- _GIVEN EXERCISE_: What is needed here is an exact copy of every entry.
[begin PROVIDED DATA]
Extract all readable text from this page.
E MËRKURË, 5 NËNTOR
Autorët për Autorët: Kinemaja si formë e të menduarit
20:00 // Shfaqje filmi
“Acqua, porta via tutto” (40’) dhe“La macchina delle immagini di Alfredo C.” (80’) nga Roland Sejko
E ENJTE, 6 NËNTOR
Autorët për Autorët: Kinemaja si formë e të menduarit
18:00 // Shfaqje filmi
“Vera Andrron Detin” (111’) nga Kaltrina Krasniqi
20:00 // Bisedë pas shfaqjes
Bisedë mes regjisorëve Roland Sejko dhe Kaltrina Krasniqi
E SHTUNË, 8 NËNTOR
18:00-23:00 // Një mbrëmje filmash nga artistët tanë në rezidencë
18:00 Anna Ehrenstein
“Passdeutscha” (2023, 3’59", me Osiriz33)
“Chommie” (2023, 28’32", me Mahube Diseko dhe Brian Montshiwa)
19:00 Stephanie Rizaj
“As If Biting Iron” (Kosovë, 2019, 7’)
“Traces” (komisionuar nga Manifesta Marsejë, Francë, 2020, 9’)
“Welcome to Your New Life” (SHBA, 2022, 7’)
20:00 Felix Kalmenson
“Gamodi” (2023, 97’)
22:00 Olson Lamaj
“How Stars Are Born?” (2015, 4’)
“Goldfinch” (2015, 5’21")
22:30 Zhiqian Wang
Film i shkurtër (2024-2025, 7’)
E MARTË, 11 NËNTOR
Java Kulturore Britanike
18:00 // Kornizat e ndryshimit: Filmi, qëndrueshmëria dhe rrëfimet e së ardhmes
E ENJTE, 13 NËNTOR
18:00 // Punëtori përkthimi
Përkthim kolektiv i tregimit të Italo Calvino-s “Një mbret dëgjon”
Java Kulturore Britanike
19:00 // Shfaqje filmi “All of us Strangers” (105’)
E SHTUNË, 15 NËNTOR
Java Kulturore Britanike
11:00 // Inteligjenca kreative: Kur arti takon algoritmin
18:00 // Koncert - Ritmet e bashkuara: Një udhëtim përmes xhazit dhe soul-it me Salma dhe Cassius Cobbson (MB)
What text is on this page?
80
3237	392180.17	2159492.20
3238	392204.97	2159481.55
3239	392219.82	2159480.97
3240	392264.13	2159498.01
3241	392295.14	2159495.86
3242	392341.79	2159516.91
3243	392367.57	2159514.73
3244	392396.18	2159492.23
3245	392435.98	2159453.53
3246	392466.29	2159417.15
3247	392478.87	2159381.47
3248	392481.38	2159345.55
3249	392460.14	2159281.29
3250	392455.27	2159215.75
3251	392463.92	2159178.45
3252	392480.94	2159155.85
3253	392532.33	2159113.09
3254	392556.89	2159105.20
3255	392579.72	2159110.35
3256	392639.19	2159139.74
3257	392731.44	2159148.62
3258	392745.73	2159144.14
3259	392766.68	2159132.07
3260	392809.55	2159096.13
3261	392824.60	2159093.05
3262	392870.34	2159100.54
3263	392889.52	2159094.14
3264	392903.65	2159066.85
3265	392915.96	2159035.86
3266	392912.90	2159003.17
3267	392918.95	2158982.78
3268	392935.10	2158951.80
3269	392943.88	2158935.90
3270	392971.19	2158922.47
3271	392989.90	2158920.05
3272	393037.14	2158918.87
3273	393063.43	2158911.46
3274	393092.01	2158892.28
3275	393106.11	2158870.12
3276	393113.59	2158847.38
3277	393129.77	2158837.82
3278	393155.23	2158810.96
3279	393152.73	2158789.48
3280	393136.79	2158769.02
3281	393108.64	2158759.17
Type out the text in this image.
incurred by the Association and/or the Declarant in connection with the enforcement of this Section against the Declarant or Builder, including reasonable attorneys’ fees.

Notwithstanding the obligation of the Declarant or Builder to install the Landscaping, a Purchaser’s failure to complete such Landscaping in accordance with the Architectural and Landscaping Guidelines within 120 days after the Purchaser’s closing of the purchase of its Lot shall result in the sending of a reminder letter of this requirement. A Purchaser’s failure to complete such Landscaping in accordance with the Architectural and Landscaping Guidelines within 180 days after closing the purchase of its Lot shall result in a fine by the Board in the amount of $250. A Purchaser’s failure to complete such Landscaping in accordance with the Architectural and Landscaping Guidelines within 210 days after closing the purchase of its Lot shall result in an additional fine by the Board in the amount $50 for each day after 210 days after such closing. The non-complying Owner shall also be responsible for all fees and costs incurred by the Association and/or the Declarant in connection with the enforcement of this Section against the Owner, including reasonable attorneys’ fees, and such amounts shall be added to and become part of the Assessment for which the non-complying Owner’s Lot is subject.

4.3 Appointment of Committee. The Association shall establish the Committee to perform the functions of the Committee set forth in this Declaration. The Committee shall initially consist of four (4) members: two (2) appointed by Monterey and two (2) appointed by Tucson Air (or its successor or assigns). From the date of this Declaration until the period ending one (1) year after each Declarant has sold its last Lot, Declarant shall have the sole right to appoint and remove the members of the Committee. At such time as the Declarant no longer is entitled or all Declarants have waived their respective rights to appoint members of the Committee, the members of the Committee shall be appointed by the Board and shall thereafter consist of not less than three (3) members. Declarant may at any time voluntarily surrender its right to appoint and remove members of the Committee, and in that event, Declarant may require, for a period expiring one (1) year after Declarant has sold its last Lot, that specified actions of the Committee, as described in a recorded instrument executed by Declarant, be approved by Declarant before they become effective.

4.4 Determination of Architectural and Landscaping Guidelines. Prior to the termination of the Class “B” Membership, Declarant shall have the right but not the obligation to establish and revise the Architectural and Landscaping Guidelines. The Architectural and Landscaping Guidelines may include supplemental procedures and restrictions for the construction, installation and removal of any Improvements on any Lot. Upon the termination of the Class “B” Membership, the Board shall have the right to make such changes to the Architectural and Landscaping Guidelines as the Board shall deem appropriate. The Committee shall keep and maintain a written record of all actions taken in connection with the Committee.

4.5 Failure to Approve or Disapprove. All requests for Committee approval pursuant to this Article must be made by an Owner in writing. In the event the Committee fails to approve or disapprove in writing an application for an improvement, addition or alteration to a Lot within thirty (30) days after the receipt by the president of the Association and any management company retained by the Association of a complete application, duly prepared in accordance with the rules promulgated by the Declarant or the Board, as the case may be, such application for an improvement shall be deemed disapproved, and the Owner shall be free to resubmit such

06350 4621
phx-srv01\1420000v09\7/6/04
[end PROVIDED DATA]
- _RESULT OF THIS EXERCISE_:
Extract all readable text from this page.
E MËRKURË, 5 NËNTOR
Autorët për Autorët: Kinemaja si formë e të menduarit
20:00 // Shfaqje filmi
“Acqua, porta via tutto” (40’) dhe“La macchina delle immagini di Alfredo C.” (80’) nga Roland Sejko
E ENJTE, 6 NËNTOR
Autorët për Autorët: Kinemaja si formë e të menduarit
18:00 // Shfaqje filmi
“Vera Andrron Detin” (111’) nga Kaltrina Krasniqi
20:00 // Bisedë pas shfaqjes
Bisedë mes regjisorëve Roland Sejko dhe Kaltrina Krasniqi
E SHTUNË, 8 NËNTOR
18:00-23:00 // Një mbrëmje filmash nga artistët tanë në rezidencë
18:00 Anna Ehrenstein
“Passdeutscha” (2023, 3’59", me Osiriz33)
“Chommie” (2023, 28’32", me Mahube Diseko dhe Brian Montshiwa)
19:00 Stephanie Rizaj
“As If Biting Iron” (Kosovë, 2019, 7’)
“Traces” (komisionuar nga Manifesta Marsejë, Francë, 2020, 9’)
“Welcome to Your New Life” (SHBA, 2022, 7’)
20:00 Felix Kalmenson
“Gamodi” (2023, 97’)
22:00 Olson Lamaj
“How Stars Are Born?” (2015, 4’)
“Goldfinch” (2015, 5’21")
22:30 Zhiqian Wang
Film i shkurtër (2024-2025, 7’)
E MARTË, 11 NËNTOR
Java Kulturore Britanike
18:00 // Kornizat e ndryshimit: Filmi, qëndrueshmëria dhe rrëfimet e së ardhmes
E ENJTE, 13 NËNTOR
18:00 // Punëtori përkthimi
Përkthim kolektiv i tregimit të Italo Calvino-s “Një mbret dëgjon”
Java Kulturore Britanike
19:00 // Shfaqje filmi “All of us Strangers” (105’)
E SHTUNË, 15 NËNTOR
Java Kulturore Britanike
11:00 // Inteligjenca kreative: Kur arti takon algoritmin
18:00 // Koncert - Ritmet e bashkuara: Një udhëtim përmes xhazit dhe soul-it me Salma dhe Cassius Cobbson (MB)
What text is on this page?
80
3237	392180.17	2159492.20
3238	392204.97	2159481.55
3239	392219.82	2159480.97
3240	392264.13	2159498.01
3241	392295.14	2159495.86
3242	392341.79	2159516.91
3243	392367.57	2159514.73
3244	392396.18	2159492.23
3245	392435.98	2159453.53
3246	392466.29	2159417.15
3247	392478.87	2159381.47
3248	392481.38	2159345.55
3249	392460.14	2159281.29
3250	392455.27	2159215.75
3251	392463.92	2159178.45
3252	392480.94	2159155.85
3253	392532.33	2159113.09
3254	392556.89	2159105.20
3255	392579.72	2159110.35
3256	392639.19	2159139.74
3257	392731.44	2159148.62
3258	392745.73	2159144.14
3259	392766.68	2159132.07
3260	392809.55	2159096.13
3261	392824.60	2159093.05
3262	392870.34	2159100.54
3263	392889.52	2159094.14
3264	392903.65	2159066.85
3265	392915.96	2159035.86
3266	392912.90	2159003.17
3267	392918.95	2158982.78
3268	392935.10	2158951.80
3269	392943.88	2158935.90
3270	392971.19	2158922.47
3271	392989.90	2158920.05
3272	393037.14	2158918.87
3273	393063.43	2158911.46
3274	393092.01	2158892.28
3275	393106.11	2158870.12
3276	393113.59	2158847.38
3277	393129.77	2158837.82
3278	393155.23	2158810.96
3279	393152.73	2158789.48
3280	393136.79	2158769.02
3281	393108.64	2158759.17
Type out the text in this image.
incurred by the Association and/or the Declarant in connection with the enforcement of this Section against the Declarant or Builder, including reasonable attorneys’ fees.

Notwithstanding the obligation of the Declarant or Builder to install the Landscaping, a Purchaser’s failure to complete such Landscaping in accordance with the Architectural and Landscaping Guidelines within 120 days after the Purchaser’s closing of the purchase of its Lot shall result in the sending of a reminder letter of this requirement. A Purchaser’s failure to complete such Landscaping in accordance with the Architectural and Landscaping Guidelines within 180 days after closing the purchase of its Lot shall result in a fine by the Board in the amount of $250. A Purchaser’s failure to complete such Landscaping in accordance with the Architectural and Landscaping Guidelines within 210 days after closing the purchase of its Lot shall result in an additional fine by the Board in the amount $50 for each day after 210 days after such closing. The non-complying Owner shall also be responsible for all fees and costs incurred by the Association and/or the Declarant in connection with the enforcement of this Section against the Owner, including reasonable attorneys’ fees, and such amounts shall be added to and become part of the Assessment for which the non-complying Owner’s Lot is subject.

4.3 Appointment of Committee. The Association shall establish the Committee to perform the functions of the Committee set forth in this Declaration. The Committee shall initially consist of four (4) members: two (2) appointed by Monterey and two (2) appointed by Tucson Air (or its successor or assigns). From the date of this Declaration until the period ending one (1) year after each Declarant has sold its last Lot, Declarant shall have the sole right to appoint and remove the members of the Committee. At such time as the Declarant no longer is entitled or all Declarants have waived their respective rights to appoint members of the Committee, the members of the Committee shall be appointed by the Board and shall thereafter consist of not less than three (3) members. Declarant may at any time voluntarily surrender its right to appoint and remove members of the Committee, and in that event, Declarant may require, for a period expiring one (1) year after Declarant has sold its last Lot, that specified actions of the Committee, as described in a recorded instrument executed by Declarant, be approved by Declarant before they become effective.

4.4 Determination of Architectural and Landscaping Guidelines. Prior to the termination of the Class “B” Membership, Declarant shall have the right but not the obligation to establish and revise the Architectural and Landscaping Guidelines. The Architectural and Landscaping Guidelines may include supplemental procedures and restrictions for the construction, installation and removal of any Improvements on any Lot. Upon the termination of the Class “B” Membership, the Board shall have the right to make such changes to the Architectural and Landscaping Guidelines as the Board shall deem appropriate. The Committee shall keep and maintain a written record of all actions taken in connection with the Committee.

4.5 Failure to Approve or Disapprove. All requests for Committee approval pursuant to this Article must be made by an Owner in writing. In the event the Committee fails to approve or disapprove in writing an application for an improvement, addition or alteration to a Lot within thirty (30) days after the receipt by the president of the Association and any management company retained by the Association of a complete application, duly prepared in accordance with the rules promulgated by the Declarant or the Board, as the case may be, such application for an improvement shall be deemed disapproved, and the Owner shall be free to resubmit such

06350 4621
phx-srv01\1420000v09\7/6/04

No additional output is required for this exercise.